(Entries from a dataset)
================

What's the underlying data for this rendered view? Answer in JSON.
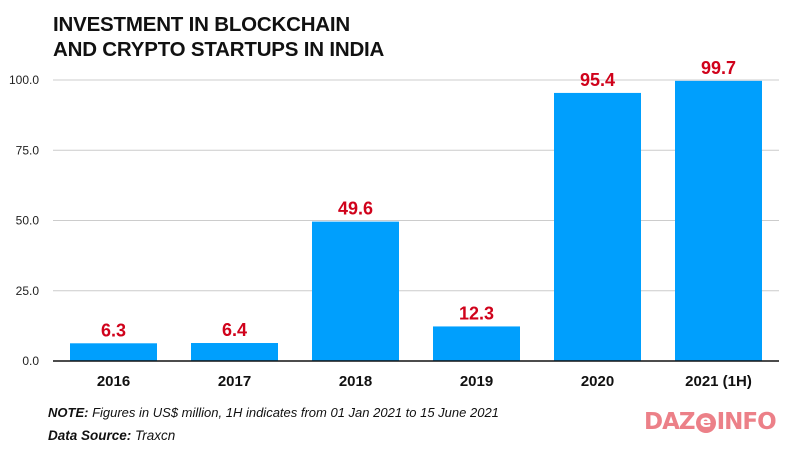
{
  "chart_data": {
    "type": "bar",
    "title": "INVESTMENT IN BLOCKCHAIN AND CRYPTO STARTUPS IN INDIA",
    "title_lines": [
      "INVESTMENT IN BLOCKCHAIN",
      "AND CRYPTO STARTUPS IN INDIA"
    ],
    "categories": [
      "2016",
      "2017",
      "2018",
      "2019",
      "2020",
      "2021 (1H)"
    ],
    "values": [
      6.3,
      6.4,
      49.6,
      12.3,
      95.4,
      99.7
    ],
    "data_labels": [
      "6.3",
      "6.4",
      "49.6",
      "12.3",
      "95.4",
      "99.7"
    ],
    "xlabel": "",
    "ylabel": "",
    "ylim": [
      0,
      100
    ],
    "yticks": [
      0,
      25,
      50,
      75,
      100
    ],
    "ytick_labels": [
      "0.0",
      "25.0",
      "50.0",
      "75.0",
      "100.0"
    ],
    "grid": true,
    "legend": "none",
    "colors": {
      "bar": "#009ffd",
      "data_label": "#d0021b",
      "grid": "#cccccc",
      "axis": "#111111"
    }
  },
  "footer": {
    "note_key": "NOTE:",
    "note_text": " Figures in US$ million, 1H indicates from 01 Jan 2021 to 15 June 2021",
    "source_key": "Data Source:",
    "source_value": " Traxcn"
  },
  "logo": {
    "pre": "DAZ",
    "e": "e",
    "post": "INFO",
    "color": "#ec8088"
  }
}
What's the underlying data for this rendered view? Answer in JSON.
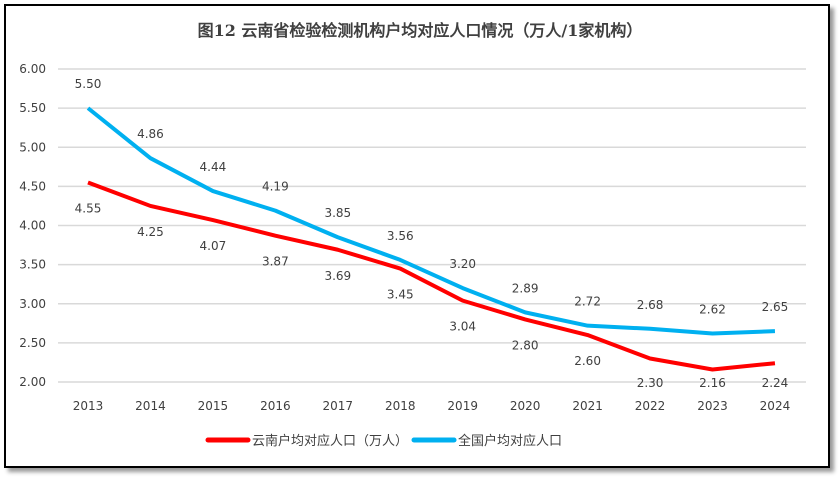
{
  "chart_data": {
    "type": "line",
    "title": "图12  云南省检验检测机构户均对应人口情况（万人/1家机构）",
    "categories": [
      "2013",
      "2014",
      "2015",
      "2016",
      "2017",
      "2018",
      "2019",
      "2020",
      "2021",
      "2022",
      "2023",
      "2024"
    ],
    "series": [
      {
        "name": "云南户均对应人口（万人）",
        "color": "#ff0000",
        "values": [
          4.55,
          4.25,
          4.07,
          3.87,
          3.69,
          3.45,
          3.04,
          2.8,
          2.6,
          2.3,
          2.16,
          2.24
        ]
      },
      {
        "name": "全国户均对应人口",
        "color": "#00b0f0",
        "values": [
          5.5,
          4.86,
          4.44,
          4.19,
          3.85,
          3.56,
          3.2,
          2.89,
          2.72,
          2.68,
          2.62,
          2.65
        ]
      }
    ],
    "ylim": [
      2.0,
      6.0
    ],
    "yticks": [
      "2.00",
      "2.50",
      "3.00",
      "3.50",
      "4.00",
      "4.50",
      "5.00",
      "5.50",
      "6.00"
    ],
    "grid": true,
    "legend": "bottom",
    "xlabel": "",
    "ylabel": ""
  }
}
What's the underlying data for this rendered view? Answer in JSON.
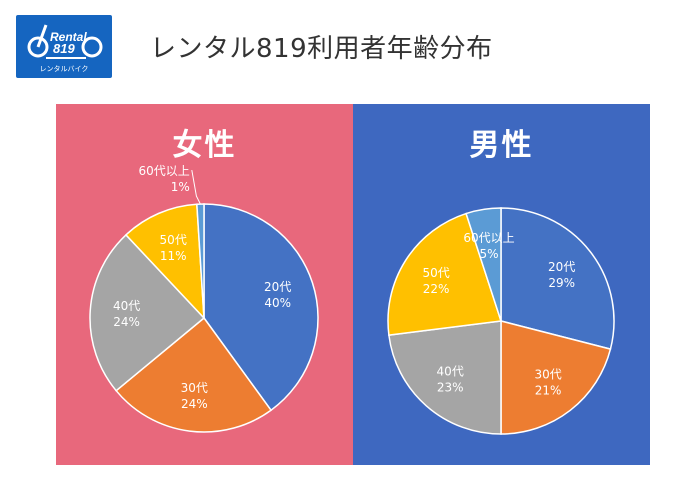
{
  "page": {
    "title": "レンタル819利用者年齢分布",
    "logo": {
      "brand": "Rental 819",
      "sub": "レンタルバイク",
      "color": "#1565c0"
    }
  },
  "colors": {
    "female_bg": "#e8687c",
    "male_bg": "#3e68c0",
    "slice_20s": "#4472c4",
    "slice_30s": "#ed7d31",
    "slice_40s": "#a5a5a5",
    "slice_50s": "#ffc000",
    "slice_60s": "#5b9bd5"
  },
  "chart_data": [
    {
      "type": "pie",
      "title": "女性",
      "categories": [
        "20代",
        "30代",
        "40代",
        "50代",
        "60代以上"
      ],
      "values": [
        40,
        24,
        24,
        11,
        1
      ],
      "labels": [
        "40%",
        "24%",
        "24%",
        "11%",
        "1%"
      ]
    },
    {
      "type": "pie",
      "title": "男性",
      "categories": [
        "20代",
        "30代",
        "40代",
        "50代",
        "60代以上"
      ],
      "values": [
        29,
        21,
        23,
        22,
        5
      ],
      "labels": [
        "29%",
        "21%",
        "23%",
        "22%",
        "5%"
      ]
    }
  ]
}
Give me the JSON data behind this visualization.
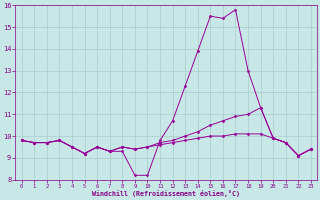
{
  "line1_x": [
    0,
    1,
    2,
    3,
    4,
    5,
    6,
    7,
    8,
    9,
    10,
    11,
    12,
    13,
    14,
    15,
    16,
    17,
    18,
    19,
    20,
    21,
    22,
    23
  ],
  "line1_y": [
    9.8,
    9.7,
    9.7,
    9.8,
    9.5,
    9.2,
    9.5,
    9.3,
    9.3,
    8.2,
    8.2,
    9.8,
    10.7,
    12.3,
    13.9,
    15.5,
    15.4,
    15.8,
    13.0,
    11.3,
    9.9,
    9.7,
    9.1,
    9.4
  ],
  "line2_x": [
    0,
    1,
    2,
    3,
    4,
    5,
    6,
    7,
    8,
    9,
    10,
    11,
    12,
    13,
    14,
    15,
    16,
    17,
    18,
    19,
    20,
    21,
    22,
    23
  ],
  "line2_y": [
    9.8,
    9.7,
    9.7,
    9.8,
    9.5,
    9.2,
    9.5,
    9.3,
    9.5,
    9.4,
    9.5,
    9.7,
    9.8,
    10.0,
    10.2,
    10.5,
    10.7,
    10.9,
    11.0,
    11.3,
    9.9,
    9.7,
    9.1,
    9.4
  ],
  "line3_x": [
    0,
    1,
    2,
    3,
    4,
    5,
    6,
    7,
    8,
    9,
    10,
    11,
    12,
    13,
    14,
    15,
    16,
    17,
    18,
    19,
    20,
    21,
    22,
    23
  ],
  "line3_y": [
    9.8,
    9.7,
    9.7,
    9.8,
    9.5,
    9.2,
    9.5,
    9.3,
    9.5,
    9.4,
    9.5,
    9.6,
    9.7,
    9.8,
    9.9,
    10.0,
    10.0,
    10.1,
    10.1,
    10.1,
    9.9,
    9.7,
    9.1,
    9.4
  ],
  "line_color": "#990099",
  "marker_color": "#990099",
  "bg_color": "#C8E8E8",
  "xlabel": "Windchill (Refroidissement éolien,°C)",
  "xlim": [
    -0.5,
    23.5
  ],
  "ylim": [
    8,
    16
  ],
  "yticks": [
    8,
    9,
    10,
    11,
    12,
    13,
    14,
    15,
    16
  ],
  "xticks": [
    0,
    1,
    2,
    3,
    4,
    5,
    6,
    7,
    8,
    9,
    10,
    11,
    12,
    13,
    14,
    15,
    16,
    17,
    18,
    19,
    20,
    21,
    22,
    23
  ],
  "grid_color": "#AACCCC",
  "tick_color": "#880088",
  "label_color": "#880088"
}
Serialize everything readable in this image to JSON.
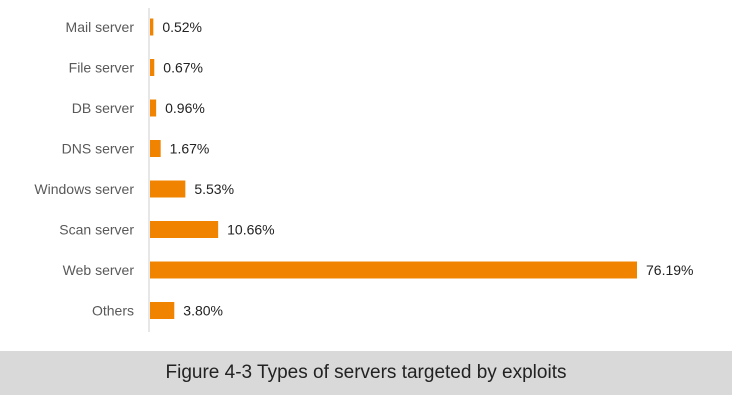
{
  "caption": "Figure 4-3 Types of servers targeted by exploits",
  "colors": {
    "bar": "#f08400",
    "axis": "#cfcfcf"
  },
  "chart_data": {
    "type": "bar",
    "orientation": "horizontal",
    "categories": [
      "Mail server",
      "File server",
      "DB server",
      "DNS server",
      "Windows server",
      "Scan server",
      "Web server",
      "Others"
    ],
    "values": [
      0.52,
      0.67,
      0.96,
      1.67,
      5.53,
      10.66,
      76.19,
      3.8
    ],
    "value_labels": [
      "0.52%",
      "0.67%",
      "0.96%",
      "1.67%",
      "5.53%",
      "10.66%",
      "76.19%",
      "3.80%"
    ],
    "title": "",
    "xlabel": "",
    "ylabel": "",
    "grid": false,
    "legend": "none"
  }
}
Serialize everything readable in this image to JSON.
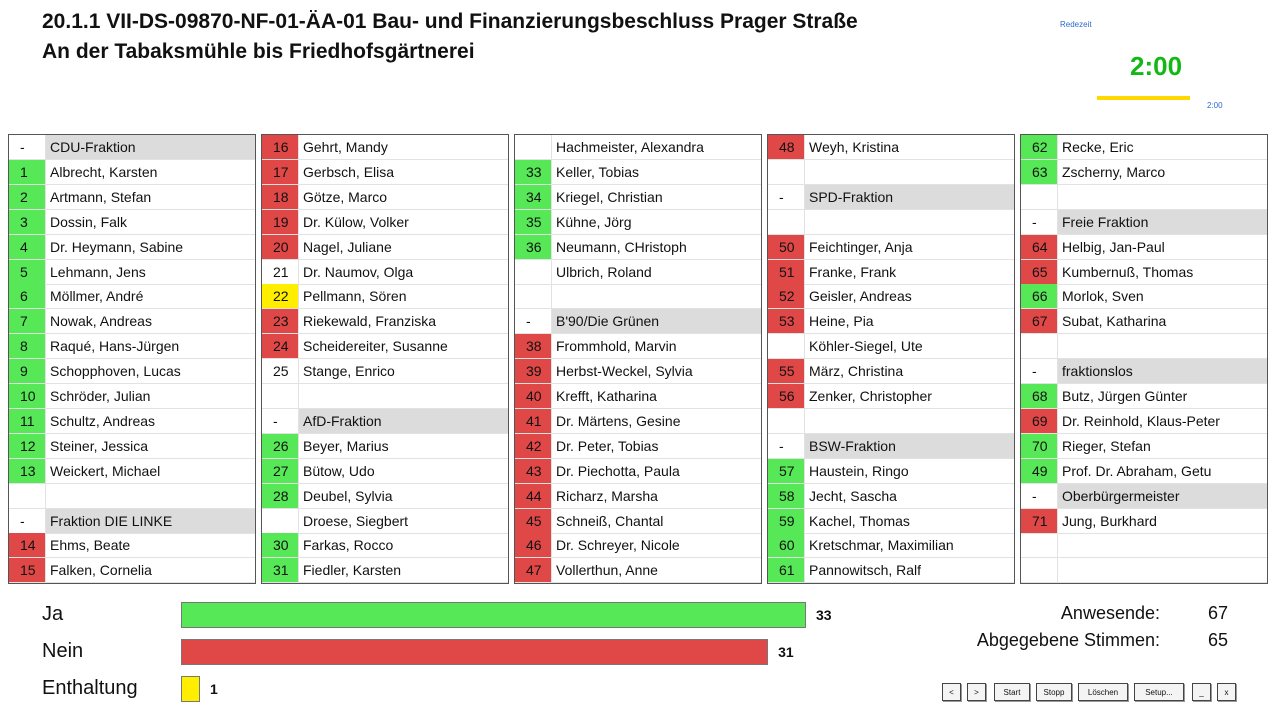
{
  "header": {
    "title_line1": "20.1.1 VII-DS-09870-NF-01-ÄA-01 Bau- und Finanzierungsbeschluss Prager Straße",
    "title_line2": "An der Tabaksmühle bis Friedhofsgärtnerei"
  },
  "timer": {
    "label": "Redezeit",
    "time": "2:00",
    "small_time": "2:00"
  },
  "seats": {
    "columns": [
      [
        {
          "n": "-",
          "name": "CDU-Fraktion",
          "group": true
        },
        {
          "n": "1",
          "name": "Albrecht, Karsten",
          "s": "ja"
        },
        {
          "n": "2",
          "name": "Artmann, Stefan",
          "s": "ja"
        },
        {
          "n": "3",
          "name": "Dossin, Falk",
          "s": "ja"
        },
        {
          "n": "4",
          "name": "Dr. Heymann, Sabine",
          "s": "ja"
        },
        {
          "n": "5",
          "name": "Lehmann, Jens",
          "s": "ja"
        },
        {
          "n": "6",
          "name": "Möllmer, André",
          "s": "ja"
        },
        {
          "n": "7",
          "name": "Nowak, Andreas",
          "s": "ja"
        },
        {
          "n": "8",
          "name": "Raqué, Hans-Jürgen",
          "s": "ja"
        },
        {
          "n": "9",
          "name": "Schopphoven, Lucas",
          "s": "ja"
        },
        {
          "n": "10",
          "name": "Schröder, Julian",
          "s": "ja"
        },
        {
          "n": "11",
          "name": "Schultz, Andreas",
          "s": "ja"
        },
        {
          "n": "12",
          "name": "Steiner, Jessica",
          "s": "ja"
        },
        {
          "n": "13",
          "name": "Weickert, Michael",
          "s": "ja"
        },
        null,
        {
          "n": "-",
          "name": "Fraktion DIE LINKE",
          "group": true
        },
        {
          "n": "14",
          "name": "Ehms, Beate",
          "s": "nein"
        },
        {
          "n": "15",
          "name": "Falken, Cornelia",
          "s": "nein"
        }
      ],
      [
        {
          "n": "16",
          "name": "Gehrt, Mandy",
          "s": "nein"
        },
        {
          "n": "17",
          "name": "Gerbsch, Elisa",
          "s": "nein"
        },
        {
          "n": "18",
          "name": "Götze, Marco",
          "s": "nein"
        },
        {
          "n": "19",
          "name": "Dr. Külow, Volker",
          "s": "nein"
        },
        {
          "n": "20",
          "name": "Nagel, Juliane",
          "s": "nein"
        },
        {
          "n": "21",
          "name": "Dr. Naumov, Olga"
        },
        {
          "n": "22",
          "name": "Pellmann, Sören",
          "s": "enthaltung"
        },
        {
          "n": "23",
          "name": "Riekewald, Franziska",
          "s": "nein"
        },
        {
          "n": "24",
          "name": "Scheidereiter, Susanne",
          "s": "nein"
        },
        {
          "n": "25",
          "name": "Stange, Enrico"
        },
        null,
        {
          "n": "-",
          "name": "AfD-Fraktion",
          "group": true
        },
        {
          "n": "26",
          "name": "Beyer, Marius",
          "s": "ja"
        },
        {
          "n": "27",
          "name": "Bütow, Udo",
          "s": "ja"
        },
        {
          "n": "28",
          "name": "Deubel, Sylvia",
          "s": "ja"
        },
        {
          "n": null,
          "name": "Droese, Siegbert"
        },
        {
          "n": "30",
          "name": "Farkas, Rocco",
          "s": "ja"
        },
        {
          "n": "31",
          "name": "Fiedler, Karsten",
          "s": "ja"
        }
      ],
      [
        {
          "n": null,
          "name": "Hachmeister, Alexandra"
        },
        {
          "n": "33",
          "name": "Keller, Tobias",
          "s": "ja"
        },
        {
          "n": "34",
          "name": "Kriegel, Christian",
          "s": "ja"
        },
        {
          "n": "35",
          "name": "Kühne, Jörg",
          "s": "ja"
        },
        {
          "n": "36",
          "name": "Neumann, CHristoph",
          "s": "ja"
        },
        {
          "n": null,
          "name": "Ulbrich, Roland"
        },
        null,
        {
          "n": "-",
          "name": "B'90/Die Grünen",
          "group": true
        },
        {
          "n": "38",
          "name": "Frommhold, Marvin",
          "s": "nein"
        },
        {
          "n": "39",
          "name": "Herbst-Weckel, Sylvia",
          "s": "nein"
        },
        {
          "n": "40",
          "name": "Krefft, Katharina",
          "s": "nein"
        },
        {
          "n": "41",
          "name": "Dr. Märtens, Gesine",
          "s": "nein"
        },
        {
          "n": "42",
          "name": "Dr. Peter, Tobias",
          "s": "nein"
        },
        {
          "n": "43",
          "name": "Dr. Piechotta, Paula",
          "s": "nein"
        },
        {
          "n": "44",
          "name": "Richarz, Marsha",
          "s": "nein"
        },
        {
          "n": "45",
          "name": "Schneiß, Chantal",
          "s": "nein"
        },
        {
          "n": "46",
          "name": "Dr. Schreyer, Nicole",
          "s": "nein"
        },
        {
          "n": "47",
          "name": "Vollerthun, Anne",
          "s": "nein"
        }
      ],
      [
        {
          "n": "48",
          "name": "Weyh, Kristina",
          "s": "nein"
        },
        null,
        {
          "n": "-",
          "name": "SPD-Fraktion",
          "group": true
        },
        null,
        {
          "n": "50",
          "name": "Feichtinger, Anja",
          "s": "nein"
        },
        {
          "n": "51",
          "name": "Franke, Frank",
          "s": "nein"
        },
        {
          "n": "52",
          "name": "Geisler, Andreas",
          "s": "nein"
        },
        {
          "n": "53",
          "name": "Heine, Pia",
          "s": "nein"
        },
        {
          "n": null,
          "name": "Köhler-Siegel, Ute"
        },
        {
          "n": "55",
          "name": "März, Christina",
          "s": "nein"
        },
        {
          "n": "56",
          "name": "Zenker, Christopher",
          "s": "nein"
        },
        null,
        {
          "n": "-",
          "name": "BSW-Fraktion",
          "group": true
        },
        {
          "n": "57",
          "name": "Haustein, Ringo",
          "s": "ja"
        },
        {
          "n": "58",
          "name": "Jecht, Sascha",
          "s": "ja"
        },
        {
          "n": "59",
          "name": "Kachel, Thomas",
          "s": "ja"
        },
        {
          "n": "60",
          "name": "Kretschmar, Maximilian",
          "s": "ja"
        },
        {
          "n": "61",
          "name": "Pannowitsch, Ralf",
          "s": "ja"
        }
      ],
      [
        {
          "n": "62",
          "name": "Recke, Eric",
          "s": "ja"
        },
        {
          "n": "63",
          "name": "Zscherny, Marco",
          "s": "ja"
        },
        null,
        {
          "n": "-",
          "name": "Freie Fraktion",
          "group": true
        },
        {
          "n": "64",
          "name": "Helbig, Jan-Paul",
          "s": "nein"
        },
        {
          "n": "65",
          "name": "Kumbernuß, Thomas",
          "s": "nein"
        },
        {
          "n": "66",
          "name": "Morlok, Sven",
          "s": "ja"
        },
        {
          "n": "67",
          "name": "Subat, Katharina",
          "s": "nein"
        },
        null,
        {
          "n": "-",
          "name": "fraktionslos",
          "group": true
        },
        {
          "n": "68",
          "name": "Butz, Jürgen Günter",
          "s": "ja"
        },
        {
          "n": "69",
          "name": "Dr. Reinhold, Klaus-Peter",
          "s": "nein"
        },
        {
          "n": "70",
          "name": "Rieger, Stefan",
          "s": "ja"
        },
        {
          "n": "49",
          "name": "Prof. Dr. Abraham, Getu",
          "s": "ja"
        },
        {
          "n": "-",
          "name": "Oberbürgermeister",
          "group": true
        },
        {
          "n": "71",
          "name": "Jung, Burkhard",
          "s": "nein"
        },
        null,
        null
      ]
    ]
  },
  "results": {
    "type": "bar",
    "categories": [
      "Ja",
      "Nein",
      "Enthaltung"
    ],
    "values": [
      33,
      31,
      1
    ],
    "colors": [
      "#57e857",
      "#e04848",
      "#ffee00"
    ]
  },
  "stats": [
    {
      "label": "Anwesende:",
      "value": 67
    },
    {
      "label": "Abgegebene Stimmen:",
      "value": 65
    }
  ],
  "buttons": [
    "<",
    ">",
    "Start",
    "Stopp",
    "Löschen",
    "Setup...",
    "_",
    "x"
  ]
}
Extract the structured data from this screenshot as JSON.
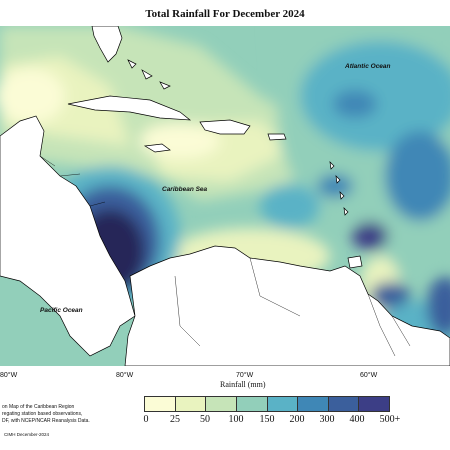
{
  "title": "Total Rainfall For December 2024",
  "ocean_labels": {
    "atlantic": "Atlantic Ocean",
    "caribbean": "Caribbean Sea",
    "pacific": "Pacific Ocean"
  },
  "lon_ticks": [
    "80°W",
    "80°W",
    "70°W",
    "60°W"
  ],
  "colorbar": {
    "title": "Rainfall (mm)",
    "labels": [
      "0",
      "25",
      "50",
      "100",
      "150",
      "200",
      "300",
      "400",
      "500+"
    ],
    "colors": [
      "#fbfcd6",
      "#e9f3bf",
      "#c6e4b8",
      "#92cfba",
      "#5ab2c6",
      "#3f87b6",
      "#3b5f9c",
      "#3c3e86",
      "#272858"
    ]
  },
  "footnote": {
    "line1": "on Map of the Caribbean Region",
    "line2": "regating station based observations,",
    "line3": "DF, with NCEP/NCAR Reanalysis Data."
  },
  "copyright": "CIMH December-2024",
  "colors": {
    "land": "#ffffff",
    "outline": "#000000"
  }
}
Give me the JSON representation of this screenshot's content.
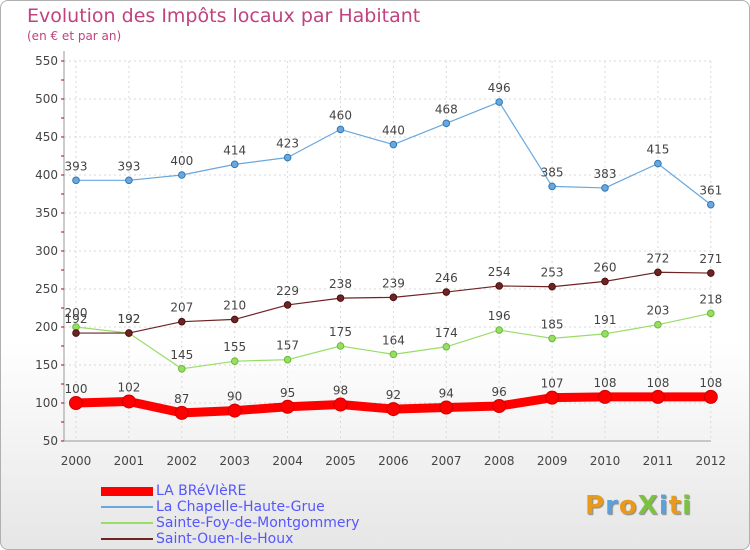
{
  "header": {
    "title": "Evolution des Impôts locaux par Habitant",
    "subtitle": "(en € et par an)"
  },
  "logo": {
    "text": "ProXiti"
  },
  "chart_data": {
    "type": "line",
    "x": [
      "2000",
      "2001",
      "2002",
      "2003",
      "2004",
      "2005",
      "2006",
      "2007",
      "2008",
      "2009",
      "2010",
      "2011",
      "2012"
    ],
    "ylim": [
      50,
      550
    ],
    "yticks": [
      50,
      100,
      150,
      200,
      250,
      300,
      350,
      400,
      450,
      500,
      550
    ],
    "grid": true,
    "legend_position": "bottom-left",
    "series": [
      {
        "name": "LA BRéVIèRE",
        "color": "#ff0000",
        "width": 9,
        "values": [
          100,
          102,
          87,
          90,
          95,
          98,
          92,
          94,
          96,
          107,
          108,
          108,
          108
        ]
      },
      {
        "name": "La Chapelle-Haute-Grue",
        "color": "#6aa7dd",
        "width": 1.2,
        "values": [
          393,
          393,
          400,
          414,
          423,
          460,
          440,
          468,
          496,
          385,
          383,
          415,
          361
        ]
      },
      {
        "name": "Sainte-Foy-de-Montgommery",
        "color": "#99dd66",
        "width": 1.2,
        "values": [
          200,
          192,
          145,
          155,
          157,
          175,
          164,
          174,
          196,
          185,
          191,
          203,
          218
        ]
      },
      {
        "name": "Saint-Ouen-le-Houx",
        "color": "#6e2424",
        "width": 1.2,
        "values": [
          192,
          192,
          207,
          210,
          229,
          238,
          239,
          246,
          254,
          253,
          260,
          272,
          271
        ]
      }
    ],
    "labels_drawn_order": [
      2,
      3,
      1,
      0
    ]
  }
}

================

◆ **Short problem**
Every line above that contains the word "screenshot" should be reported.

◆ **Task answer**
Extract the structured data from this screenshot as JSON.
Give me the JSON representation of this screenshot's content.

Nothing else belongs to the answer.